Défis proposés —
**a.** D'après le texte fourni, quelle est la seule voie pour se rendre d'un point à un autre de l'île ?
**b.** Mettez sous forme de tableau Markdown les lignes du listing : commencez à la ligne qui contient "881, 397, 907]" et arrêtez-vous après celle qui contient "973, 849, 990]". Omettez les lignes vides et intitulez les colonnes « Numéro » et « Ligne du listing ».

Texte fourni —
+ + + + + + +

Chaque année, une petite division navale est expédiée de France à Terre-Neuve pour la surveillance de nos pêcheries, et si dans beaucoup des campagnes de la marine l’éloignement est compensé par l’attrayante variété du panorama, celle-ci assurément n’est pas du nombre. Il faut même avoir vu de près la nature de cette île, unique en son genre, pour comprendre comment a pu y prendre naissance la situation bizarre dont nous avons esquissé l’histoire, comment elle a pu aussi longtemps subsister sans trop de tiraillemens, et comment, selon toute probabilité, elle subsistera encore pendant de longues années. Un pareil partage eût été impossible sur une terre douée même d’une fertilité ordinaire, et nous ne réussissons à le maintenir ici qu’en raison de l’irrémissible stérilité qui paralyse à tout jamais le développement de la population. Le contraste des deux élémens est saisissant : d’une part, on voit les inépuisables trésors de la mer enrichir depuis des siècles de nombreuses générations de pêcheurs ; de l’autre, sur la vaste étendue d’une des plus grandes îles du globe, c’est une succession sans fin de tourbières, de lacs et de marécages, seulement interrompue çà et là par d’épais taillis et d’impénétrables fourrés. Nulle route frayée, nul sentier même dans l’intérieur ; à peine en rencontre-t-on parfois sur la côte, là où les habitations sont assez rapprochées pour pouvoir communiquer : encore à s’y engager sans guide court-on grand risque de passer la nuit dans les bois. La voie de mer en un mot est la seule d’un point à un autre, et c’est à la suivre consciencieusement de baie en baie que consiste la tâche, en général peu compliquée, des bâtimens de la petite division navale dont j’ai parlé. S’enquérir des besoins des pêcheurs, leur prêter quelques ouvriers à l’occasion, prendre note de leurs réclamations, soigner leurs malades, arranger leurs différends avec les familles anglaises vivant sur les lieux, tel est le fond du programme. J’oubliais le service de la poste, qui ne laissait pas cependant de nous occuper, lorsqu’il fallait par exemple, et le cas était fréquent, arriver jusqu’à découvrir le destinataire de quelque lettre adressée comme suit : A monsieur Yvon Nédellec, matelot à bord du navire commandé par le capitaine Morin, défilant dans le golfe.

Ces mouillages que l’on parcourt ainsi successivement se ressemblent malheureusement un peu trop. C’est toujours le même chauffaud, la même grave[1], les mêmes graviers, et par suite un

  1. Corruption normande des mots échafaud et grève.

+ + + + + + +

Lignes d'entrée —
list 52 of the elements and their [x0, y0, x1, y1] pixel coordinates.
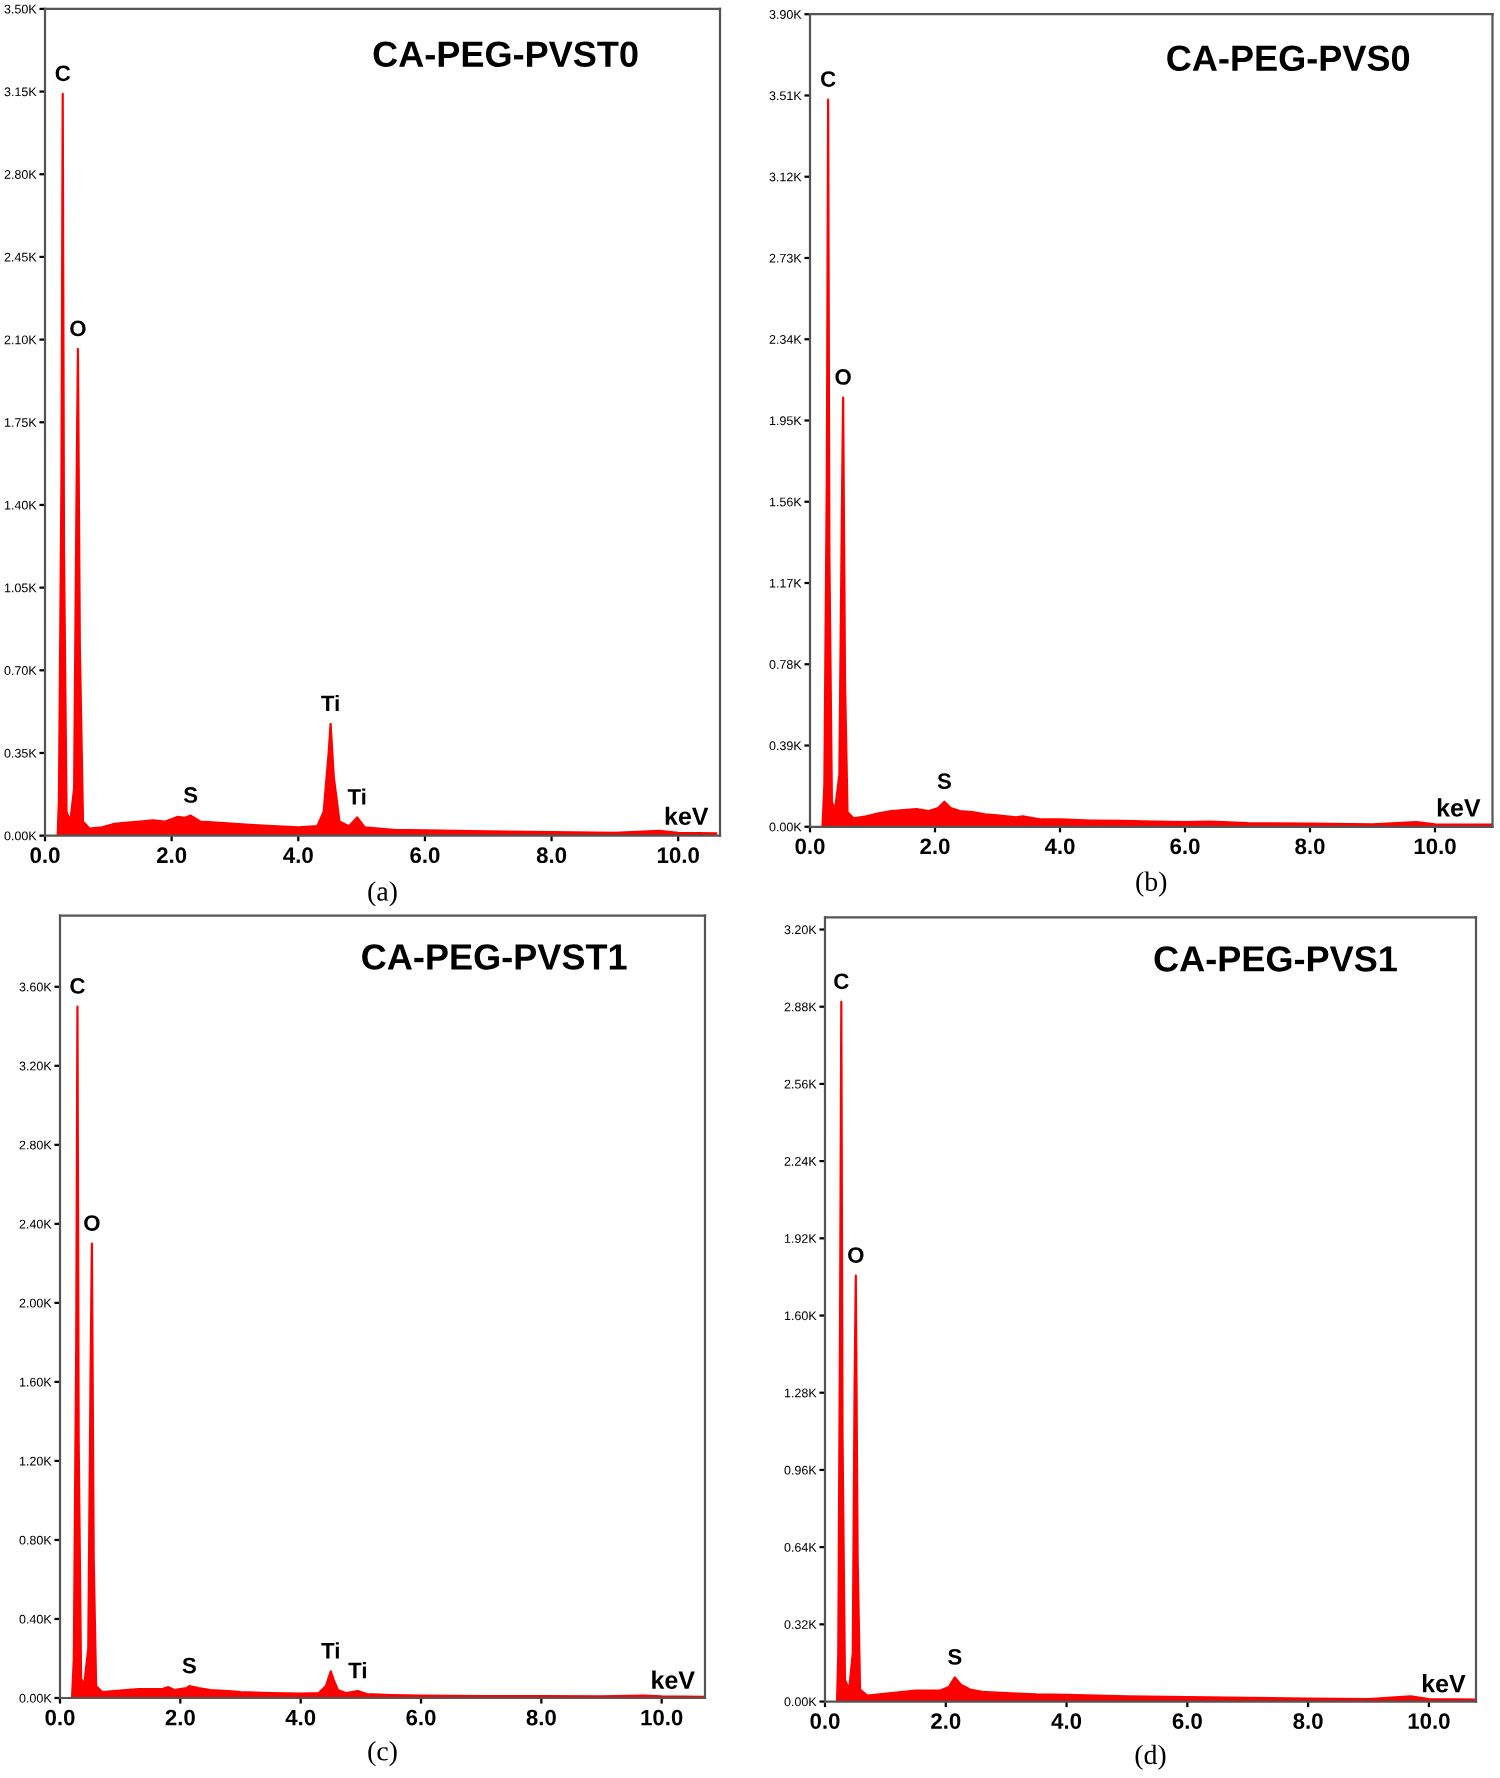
text: (a)	[368, 881, 397, 907]
annotation: O	[835, 369, 851, 385]
annotation: S	[182, 1657, 196, 1674]
x-axis-title: keV	[665, 806, 709, 826]
text: CA-PEG-PVS1	[1154, 946, 1397, 972]
x-tick-label: 2.0	[931, 1713, 961, 1729]
annotation: O	[848, 1247, 864, 1263]
annotation: O	[70, 320, 86, 337]
x-axis-title: keV	[1437, 798, 1481, 817]
x-tick-label: 2.0	[920, 838, 950, 855]
x-tick-label: 8.0	[536, 847, 567, 864]
x-tick-label: 0.0	[45, 1709, 75, 1726]
x-tick-label: 0.0	[30, 847, 60, 864]
annotation: Ti	[321, 1642, 339, 1659]
text: CA-PEG-PVST1	[362, 944, 627, 970]
x-tick-label: 10.0	[641, 1709, 683, 1726]
annotation: C	[834, 973, 849, 990]
annotation: O	[84, 1215, 100, 1231]
x-tick-label: 6.0	[1170, 838, 1200, 855]
annotation: S	[183, 787, 198, 803]
x-tick-label: 4.0	[1051, 1713, 1082, 1729]
x-tick-label: 10.0	[1414, 838, 1456, 855]
x-tick-label: 2.0	[165, 1709, 195, 1726]
text: (d)	[1135, 1744, 1166, 1770]
annotation: Ti	[321, 694, 339, 711]
annotation: C	[821, 71, 836, 87]
x-tick-label: 0.0	[795, 838, 825, 855]
text: CA-PEG-PVS0	[1167, 45, 1410, 72]
x-tick-label: 6.0	[406, 1709, 436, 1726]
text: CA-PEG-PVST0	[373, 41, 638, 67]
annotation: Ti	[348, 1662, 366, 1679]
annotation: S	[948, 1648, 962, 1665]
x-tick-label: 10.0	[1408, 1713, 1450, 1729]
x-tick-label: 0.0	[810, 1713, 840, 1729]
x-axis-title: keV	[1422, 1674, 1466, 1693]
annotation: S	[937, 773, 951, 790]
x-tick-label: 4.0	[1044, 838, 1075, 855]
x-axis-title: keV	[652, 1670, 695, 1689]
text: (b)	[1136, 871, 1167, 897]
x-tick-label: 8.0	[1295, 838, 1325, 855]
annotation: C	[70, 978, 85, 994]
annotation: Ti	[347, 788, 366, 805]
annotation: C	[55, 65, 71, 82]
x-tick-label: 8.0	[1293, 1713, 1323, 1729]
x-tick-label: 6.0	[1172, 1713, 1202, 1729]
x-tick-label: 2.0	[156, 847, 187, 864]
text: (c)	[368, 1741, 397, 1767]
x-tick-label: 6.0	[410, 847, 440, 864]
x-tick-label: 4.0	[283, 847, 313, 864]
x-tick-label: 8.0	[526, 1709, 556, 1726]
x-tick-label: 4.0	[285, 1709, 316, 1726]
x-tick-label: 10.0	[657, 847, 699, 864]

+ + + + + + +

Solutions proposées —
**a.** La voie de mer.

**b.**
| Numéro | Ligne du listing |
|---|---|
| 1 | text: (a)	[368, 881, 397, 907] |
| 2 | annotation: O	[835, 369, 851, 385] |
| 3 | annotation: S	[182, 1657, 196, 1674] |
| 4 | x-axis-title: keV	[665, 806, 709, 826] |
| 5 | text: CA-PEG-PVS1	[1154, 946, 1397, 972] |
| 6 | x-tick-label: 2.0	[931, 1713, 961, 1729] |
| 7 | annotation: O	[848, 1247, 864, 1263] |
| 8 | annotation: O	[70, 320, 86, 337] |
| 9 | x-axis-title: keV	[1437, 798, 1481, 817] |
| 10 | x-tick-label: 2.0	[920, 838, 950, 855] |
| 11 | x-tick-label: 8.0	[536, 847, 567, 864] |
| 12 | x-tick-label: 0.0	[45, 1709, 75, 1726] |
| 13 | x-tick-label: 0.0	[30, 847, 60, 864] |
| 14 | annotation: Ti	[321, 1642, 339, 1659] |
| 15 | text: CA-PEG-PVST1	[362, 944, 627, 970] |
| 16 | x-tick-label: 10.0	[641, 1709, 683, 1726] |
| 17 | annotation: C	[834, 973, 849, 990] |